▶ _MATERIAL TO PROCESS_

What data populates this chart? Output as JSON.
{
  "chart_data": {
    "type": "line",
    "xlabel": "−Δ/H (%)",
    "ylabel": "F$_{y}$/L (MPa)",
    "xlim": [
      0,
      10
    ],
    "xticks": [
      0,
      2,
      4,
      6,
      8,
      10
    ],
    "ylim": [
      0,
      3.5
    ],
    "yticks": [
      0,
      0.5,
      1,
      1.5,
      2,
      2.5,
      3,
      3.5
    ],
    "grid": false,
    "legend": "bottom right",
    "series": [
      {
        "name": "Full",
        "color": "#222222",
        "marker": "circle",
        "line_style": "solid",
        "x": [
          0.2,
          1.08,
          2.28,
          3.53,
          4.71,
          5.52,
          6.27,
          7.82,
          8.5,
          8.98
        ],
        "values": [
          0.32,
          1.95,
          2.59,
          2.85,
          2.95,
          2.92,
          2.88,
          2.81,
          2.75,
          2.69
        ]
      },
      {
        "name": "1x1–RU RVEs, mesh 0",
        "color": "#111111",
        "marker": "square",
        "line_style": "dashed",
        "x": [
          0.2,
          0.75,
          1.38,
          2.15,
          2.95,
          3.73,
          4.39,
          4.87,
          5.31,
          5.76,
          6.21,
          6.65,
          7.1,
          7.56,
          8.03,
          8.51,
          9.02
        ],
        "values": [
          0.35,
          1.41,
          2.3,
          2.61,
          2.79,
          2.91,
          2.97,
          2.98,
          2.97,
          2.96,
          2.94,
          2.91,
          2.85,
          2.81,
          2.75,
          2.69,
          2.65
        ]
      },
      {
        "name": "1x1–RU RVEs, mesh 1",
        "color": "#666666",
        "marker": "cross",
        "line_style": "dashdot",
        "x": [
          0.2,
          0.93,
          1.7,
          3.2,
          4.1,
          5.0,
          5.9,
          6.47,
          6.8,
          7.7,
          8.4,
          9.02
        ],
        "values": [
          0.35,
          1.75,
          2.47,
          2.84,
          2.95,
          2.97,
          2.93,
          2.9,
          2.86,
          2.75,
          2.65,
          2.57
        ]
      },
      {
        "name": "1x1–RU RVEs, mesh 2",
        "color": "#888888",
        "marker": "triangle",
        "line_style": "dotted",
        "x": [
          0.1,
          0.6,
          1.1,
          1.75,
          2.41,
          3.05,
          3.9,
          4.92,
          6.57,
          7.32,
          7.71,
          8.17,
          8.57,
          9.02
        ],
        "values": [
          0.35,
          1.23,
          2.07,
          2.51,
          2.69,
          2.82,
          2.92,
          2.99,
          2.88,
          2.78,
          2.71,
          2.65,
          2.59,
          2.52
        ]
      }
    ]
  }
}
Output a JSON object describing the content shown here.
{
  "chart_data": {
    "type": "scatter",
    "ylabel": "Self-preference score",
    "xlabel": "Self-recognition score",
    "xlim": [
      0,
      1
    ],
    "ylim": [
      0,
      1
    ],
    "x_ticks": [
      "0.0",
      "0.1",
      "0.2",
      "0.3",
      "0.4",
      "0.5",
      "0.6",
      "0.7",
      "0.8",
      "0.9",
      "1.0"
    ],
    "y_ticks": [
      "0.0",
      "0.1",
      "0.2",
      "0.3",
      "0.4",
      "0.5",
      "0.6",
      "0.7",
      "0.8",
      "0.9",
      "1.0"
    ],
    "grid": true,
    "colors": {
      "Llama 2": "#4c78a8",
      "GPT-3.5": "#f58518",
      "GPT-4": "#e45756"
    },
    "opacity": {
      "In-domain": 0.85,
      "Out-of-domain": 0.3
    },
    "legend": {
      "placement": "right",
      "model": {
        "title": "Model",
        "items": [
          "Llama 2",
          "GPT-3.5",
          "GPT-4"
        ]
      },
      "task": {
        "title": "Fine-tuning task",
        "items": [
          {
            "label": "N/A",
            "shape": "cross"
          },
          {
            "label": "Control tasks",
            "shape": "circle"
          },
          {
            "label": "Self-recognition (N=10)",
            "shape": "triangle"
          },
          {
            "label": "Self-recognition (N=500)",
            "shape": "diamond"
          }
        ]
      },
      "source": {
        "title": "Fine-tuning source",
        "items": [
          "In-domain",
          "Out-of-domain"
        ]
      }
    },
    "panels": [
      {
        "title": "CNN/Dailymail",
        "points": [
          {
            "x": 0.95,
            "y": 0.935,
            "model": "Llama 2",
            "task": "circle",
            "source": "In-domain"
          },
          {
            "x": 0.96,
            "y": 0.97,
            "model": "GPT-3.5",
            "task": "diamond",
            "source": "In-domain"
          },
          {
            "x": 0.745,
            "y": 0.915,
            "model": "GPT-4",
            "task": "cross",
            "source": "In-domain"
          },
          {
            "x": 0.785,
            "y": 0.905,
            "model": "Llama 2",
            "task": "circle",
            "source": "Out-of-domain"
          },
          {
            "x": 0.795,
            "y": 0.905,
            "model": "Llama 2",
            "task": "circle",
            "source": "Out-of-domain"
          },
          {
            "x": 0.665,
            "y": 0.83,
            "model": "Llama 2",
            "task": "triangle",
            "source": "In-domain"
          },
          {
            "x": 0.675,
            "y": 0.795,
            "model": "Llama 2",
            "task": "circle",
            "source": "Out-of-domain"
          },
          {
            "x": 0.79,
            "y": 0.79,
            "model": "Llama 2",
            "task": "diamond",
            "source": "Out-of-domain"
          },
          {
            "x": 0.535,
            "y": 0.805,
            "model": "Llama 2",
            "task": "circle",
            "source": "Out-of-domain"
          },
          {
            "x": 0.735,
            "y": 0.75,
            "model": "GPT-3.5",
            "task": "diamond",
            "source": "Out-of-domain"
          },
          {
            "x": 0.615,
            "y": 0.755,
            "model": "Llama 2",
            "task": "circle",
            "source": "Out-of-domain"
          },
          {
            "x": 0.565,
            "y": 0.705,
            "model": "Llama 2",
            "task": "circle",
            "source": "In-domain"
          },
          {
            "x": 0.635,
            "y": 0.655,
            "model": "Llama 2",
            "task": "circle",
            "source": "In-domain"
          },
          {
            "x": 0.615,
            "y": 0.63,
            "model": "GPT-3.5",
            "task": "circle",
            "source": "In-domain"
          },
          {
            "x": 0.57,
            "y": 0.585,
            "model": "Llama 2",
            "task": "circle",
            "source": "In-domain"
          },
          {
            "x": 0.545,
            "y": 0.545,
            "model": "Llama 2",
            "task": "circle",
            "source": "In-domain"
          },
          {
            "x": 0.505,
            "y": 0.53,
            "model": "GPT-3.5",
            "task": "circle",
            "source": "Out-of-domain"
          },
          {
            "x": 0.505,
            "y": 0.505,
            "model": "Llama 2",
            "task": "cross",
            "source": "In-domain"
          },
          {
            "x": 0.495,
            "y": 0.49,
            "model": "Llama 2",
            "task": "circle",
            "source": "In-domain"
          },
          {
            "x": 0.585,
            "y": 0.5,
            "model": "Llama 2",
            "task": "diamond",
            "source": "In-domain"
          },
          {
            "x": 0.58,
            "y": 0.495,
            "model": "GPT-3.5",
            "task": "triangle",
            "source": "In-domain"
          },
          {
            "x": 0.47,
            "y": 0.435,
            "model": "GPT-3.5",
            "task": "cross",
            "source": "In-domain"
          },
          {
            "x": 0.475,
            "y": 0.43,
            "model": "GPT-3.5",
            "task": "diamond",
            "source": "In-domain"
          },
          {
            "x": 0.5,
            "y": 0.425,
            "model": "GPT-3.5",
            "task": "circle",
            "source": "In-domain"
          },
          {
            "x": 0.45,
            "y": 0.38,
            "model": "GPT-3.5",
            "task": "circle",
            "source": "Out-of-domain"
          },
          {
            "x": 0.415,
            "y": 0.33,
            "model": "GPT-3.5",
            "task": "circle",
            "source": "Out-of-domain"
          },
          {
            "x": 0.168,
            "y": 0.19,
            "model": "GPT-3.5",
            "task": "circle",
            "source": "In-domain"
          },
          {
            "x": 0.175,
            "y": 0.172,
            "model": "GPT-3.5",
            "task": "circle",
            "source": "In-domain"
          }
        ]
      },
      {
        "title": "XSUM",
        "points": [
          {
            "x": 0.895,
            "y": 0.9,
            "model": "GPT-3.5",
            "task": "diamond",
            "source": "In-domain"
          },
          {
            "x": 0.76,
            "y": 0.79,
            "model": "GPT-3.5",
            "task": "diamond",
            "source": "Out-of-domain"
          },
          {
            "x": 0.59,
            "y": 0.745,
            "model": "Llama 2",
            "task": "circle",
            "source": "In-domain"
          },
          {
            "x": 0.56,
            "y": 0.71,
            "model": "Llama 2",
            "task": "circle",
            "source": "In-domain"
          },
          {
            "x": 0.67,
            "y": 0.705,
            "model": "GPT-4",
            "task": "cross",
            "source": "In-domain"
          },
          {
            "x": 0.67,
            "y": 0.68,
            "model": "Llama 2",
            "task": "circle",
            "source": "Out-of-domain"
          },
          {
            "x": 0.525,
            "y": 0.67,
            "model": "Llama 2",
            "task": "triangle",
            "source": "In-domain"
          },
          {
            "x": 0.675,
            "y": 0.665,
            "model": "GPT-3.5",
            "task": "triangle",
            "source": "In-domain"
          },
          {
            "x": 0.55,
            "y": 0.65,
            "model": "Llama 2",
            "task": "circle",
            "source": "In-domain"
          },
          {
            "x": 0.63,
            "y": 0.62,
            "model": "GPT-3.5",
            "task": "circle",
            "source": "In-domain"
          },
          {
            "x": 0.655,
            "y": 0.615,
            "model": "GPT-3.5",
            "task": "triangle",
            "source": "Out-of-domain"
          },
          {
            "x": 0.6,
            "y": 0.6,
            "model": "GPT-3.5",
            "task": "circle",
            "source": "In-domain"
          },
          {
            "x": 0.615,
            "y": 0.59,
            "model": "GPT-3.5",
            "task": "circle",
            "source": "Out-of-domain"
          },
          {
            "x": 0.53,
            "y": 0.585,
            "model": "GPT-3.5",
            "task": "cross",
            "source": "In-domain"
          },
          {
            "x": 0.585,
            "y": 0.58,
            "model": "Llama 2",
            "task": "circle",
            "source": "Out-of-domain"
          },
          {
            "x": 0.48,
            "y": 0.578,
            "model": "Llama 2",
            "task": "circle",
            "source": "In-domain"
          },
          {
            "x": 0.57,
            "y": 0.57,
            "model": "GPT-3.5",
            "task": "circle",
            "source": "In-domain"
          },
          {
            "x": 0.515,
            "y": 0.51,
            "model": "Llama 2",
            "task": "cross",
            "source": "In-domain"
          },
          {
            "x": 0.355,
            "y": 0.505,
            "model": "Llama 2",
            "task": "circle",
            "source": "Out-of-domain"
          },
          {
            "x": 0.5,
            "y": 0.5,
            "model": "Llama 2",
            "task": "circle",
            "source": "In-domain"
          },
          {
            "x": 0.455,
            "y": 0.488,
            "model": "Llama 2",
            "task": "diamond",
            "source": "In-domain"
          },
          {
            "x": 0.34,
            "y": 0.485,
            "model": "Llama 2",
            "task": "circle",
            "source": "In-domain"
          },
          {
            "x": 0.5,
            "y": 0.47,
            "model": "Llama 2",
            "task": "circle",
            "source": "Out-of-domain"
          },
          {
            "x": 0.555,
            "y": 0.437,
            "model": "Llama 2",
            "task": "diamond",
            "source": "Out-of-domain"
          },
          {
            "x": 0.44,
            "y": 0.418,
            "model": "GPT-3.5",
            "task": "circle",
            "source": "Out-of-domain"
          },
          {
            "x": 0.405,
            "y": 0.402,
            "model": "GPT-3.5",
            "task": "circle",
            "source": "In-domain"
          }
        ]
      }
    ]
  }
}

▶ _TO DO_
Scan the listing above. Collect all lines with the word "name".

▶ _ANSWER_
        "name": "Full",
        "name": "1x1–RU RVEs, mesh 0",
        "name": "1x1–RU RVEs, mesh 1",
        "name": "1x1–RU RVEs, mesh 2",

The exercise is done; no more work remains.